**Travail demandé**
Recopiez telles quelles les lignes ci-dessous, en commençant à la première et en vous arrêtant après celle qui contient « logo-wordmark: CHIEM TAI ».

++++ Lignes affichées ++++

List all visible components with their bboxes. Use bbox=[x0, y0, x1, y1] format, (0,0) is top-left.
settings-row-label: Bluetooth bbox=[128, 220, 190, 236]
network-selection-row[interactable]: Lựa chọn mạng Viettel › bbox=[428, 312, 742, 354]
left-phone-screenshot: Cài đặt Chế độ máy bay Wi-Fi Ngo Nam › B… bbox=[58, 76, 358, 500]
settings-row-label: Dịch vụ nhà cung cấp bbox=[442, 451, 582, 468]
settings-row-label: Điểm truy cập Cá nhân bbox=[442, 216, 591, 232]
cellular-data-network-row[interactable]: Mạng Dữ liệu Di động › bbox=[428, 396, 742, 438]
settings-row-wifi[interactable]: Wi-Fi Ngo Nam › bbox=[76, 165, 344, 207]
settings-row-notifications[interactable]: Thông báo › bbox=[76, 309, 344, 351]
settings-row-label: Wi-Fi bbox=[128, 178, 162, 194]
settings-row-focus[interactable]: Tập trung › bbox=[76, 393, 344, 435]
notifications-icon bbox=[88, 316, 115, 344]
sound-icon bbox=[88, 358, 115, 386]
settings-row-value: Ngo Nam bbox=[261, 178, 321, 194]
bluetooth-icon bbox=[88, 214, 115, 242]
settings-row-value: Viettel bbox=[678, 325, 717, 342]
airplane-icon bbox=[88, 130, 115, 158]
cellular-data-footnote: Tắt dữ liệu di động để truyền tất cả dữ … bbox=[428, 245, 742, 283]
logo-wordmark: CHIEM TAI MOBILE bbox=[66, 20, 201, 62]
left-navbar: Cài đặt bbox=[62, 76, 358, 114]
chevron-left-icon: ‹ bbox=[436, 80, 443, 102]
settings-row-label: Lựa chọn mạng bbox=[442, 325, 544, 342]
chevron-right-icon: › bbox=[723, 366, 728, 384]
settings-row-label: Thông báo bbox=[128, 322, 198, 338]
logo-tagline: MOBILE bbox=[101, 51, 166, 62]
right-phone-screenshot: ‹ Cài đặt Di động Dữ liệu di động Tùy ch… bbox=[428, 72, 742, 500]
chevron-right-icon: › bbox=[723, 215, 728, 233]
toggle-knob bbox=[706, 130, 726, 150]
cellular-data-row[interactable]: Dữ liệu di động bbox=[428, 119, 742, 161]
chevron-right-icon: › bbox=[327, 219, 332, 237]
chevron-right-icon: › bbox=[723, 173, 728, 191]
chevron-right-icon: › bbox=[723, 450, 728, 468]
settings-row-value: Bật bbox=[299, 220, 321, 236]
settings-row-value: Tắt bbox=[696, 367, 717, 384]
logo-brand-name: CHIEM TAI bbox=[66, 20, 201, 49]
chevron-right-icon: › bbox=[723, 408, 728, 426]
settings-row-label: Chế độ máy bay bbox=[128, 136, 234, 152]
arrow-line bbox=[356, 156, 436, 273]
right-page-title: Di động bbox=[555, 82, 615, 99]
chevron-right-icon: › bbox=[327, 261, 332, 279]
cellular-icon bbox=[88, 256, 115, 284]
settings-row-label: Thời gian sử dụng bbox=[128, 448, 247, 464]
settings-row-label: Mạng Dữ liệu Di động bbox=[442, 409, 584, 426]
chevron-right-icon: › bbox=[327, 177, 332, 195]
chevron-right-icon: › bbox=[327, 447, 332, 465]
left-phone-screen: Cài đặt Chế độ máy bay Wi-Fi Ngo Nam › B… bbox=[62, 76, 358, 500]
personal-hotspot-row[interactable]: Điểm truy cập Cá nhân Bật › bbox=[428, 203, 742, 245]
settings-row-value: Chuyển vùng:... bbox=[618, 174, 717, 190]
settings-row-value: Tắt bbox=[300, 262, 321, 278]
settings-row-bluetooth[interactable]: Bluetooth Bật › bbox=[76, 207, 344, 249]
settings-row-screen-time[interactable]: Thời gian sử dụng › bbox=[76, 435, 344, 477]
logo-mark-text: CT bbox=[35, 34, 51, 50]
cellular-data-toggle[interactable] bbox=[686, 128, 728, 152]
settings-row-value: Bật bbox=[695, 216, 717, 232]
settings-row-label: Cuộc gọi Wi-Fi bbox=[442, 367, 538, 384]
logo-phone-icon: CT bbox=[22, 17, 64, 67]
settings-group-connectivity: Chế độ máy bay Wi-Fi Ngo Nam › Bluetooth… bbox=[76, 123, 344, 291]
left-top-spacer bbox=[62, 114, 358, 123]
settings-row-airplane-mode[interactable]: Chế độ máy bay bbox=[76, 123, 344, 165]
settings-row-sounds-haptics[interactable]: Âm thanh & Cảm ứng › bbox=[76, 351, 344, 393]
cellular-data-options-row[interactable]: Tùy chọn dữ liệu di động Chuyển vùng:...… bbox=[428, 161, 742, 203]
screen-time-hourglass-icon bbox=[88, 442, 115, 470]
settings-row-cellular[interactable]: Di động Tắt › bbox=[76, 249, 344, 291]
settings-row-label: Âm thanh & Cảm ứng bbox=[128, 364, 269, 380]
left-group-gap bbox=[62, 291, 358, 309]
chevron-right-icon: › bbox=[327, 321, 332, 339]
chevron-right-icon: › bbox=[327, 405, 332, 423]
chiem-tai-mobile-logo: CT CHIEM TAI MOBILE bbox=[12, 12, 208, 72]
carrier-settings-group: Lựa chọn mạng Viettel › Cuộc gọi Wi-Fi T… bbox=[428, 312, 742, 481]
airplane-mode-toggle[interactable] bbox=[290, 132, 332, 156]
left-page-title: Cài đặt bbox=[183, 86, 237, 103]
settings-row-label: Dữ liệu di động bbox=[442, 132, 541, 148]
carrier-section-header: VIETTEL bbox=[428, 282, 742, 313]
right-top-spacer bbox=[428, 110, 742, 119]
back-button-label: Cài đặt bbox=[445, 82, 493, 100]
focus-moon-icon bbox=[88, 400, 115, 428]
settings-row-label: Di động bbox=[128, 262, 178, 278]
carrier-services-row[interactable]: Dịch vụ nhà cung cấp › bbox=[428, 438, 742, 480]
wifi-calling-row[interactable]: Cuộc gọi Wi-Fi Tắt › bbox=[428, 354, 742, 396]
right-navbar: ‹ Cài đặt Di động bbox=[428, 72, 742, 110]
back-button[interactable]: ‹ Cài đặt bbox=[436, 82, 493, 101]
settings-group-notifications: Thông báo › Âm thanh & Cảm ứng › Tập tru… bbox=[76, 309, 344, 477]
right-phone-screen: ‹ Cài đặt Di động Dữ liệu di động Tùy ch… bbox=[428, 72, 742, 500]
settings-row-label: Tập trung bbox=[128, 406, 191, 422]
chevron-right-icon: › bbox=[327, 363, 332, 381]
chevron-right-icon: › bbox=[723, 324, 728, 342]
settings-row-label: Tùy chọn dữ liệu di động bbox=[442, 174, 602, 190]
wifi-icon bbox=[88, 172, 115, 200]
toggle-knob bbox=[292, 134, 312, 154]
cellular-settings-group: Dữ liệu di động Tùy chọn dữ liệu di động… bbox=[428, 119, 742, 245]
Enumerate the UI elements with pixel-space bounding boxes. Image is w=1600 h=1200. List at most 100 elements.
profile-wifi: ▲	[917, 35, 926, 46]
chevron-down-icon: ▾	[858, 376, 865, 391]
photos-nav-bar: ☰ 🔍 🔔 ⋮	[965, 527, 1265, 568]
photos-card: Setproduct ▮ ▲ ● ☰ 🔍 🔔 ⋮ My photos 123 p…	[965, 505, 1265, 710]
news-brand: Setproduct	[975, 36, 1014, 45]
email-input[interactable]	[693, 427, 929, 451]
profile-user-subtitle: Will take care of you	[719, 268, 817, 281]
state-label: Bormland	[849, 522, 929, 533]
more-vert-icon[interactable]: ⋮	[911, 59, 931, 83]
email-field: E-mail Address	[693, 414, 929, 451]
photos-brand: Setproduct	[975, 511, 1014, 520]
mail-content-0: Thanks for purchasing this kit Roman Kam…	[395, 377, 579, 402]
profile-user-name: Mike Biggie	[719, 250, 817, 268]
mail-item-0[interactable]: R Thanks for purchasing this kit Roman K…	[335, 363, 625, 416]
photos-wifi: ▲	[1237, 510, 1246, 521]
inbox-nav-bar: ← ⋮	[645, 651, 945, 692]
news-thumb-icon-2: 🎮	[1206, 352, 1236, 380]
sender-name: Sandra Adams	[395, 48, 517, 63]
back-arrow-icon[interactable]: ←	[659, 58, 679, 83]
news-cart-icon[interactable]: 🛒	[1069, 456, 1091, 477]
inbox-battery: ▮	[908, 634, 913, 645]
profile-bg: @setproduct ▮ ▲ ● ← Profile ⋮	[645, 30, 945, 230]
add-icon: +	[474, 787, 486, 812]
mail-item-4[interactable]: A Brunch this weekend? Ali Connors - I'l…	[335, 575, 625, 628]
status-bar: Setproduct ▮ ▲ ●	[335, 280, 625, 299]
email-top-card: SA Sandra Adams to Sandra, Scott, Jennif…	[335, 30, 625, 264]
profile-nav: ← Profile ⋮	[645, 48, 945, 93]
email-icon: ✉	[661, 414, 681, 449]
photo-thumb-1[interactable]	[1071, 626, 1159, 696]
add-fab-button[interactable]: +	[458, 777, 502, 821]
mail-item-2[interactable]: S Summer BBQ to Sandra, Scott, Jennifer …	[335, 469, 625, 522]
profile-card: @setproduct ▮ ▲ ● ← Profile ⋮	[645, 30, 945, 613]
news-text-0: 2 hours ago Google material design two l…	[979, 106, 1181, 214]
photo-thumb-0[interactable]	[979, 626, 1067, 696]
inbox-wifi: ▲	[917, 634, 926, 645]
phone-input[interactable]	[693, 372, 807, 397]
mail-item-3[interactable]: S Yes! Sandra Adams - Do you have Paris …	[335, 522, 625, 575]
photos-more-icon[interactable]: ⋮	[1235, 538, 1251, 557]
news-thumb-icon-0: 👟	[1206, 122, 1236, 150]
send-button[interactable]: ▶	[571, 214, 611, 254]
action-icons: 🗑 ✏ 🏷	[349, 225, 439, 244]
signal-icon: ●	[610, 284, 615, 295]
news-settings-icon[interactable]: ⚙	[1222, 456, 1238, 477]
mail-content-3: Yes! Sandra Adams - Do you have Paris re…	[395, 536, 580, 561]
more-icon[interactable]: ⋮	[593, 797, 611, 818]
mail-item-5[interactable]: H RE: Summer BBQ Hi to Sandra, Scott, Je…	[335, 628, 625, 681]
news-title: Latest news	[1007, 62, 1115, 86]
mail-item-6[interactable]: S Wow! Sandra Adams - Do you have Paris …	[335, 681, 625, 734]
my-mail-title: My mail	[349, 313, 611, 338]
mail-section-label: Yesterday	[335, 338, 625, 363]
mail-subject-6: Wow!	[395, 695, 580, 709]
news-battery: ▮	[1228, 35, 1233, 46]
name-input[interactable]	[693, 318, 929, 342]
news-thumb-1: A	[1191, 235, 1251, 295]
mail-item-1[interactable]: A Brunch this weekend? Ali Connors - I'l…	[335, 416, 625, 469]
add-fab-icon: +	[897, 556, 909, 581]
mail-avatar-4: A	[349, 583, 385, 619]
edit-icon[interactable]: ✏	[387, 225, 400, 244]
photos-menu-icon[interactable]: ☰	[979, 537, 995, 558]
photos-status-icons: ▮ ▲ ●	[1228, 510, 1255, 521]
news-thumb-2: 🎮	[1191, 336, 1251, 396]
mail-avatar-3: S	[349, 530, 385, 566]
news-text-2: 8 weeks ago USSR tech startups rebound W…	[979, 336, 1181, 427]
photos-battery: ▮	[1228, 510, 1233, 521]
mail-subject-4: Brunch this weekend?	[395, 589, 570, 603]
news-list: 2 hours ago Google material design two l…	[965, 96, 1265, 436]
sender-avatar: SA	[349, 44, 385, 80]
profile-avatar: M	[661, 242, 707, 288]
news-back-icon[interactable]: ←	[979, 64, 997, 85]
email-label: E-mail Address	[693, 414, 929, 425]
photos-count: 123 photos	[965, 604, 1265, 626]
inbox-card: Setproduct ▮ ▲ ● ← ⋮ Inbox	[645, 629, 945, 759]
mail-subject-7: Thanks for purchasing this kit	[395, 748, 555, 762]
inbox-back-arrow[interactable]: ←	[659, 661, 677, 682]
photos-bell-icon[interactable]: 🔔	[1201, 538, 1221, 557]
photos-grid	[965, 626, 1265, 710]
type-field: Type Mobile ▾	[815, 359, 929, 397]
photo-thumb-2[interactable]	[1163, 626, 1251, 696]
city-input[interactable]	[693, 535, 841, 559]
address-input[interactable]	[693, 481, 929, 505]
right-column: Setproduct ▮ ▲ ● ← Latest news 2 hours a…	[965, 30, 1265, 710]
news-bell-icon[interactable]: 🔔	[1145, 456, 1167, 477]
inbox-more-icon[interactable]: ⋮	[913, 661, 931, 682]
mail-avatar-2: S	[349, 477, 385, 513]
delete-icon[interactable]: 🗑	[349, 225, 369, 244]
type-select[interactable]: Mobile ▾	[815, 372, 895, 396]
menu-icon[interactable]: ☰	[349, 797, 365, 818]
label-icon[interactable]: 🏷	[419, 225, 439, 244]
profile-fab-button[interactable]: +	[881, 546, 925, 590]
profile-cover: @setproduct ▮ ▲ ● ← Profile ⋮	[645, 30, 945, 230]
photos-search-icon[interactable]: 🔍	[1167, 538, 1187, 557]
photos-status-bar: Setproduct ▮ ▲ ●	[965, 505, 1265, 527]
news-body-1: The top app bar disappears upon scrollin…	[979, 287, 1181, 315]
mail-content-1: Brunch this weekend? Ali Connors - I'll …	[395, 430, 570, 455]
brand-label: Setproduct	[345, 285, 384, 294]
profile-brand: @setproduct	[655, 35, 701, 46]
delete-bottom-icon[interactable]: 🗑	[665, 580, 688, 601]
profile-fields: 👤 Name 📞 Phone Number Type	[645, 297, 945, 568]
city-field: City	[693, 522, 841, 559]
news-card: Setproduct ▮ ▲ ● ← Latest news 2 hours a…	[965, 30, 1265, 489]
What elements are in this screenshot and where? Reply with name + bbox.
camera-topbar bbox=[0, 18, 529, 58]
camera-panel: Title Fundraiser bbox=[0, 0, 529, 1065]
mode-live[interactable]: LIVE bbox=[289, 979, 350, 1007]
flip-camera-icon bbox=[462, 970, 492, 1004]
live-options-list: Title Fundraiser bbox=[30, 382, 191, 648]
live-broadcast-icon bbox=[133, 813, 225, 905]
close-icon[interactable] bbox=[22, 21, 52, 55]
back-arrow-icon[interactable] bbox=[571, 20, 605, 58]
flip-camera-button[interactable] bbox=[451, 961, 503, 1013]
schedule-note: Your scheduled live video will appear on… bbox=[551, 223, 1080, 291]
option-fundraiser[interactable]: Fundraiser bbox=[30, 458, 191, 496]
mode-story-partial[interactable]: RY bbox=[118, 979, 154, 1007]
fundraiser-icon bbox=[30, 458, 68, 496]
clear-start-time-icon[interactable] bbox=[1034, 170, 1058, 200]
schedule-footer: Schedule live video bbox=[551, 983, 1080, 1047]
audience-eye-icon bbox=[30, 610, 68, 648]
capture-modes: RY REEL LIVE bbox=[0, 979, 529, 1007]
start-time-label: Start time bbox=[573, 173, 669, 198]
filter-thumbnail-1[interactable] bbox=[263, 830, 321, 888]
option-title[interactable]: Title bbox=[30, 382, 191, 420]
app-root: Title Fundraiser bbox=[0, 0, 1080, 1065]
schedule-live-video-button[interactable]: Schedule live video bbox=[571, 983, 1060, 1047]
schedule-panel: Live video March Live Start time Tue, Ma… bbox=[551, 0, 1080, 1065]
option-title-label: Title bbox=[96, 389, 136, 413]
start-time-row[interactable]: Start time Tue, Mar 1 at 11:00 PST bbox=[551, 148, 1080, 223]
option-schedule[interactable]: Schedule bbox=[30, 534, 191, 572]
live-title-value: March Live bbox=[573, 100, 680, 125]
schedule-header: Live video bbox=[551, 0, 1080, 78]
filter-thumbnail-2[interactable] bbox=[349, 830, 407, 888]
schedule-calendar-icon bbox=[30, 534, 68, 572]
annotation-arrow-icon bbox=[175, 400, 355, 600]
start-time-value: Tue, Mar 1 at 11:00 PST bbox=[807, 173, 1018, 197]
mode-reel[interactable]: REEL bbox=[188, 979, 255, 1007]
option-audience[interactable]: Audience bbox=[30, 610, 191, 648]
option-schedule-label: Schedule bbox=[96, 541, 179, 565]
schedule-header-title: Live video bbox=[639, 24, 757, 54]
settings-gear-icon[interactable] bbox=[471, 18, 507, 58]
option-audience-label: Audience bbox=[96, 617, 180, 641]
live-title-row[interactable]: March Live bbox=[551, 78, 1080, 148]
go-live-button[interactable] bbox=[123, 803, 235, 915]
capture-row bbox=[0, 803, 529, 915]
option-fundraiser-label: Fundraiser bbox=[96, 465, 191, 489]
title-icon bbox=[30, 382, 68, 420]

++++

**Corrigé**
List all visible components with their bboxes. Use bbox=[x0, y0, x1, y1] format, (0,0) is top-left.
settings-row-label: Bluetooth bbox=[128, 220, 190, 236]
network-selection-row[interactable]: Lựa chọn mạng Viettel › bbox=[428, 312, 742, 354]
left-phone-screenshot: Cài đặt Chế độ máy bay Wi-Fi Ngo Nam › B… bbox=[58, 76, 358, 500]
settings-row-label: Dịch vụ nhà cung cấp bbox=[442, 451, 582, 468]
settings-row-label: Điểm truy cập Cá nhân bbox=[442, 216, 591, 232]
cellular-data-network-row[interactable]: Mạng Dữ liệu Di động › bbox=[428, 396, 742, 438]
settings-row-wifi[interactable]: Wi-Fi Ngo Nam › bbox=[76, 165, 344, 207]
settings-row-notifications[interactable]: Thông báo › bbox=[76, 309, 344, 351]
settings-row-label: Wi-Fi bbox=[128, 178, 162, 194]
settings-row-focus[interactable]: Tập trung › bbox=[76, 393, 344, 435]
notifications-icon bbox=[88, 316, 115, 344]
sound-icon bbox=[88, 358, 115, 386]
settings-row-value: Ngo Nam bbox=[261, 178, 321, 194]
bluetooth-icon bbox=[88, 214, 115, 242]
settings-row-value: Viettel bbox=[678, 325, 717, 342]
airplane-icon bbox=[88, 130, 115, 158]
cellular-data-footnote: Tắt dữ liệu di động để truyền tất cả dữ … bbox=[428, 245, 742, 283]
logo-wordmark: CHIEM TAI MOBILE bbox=[66, 20, 201, 62]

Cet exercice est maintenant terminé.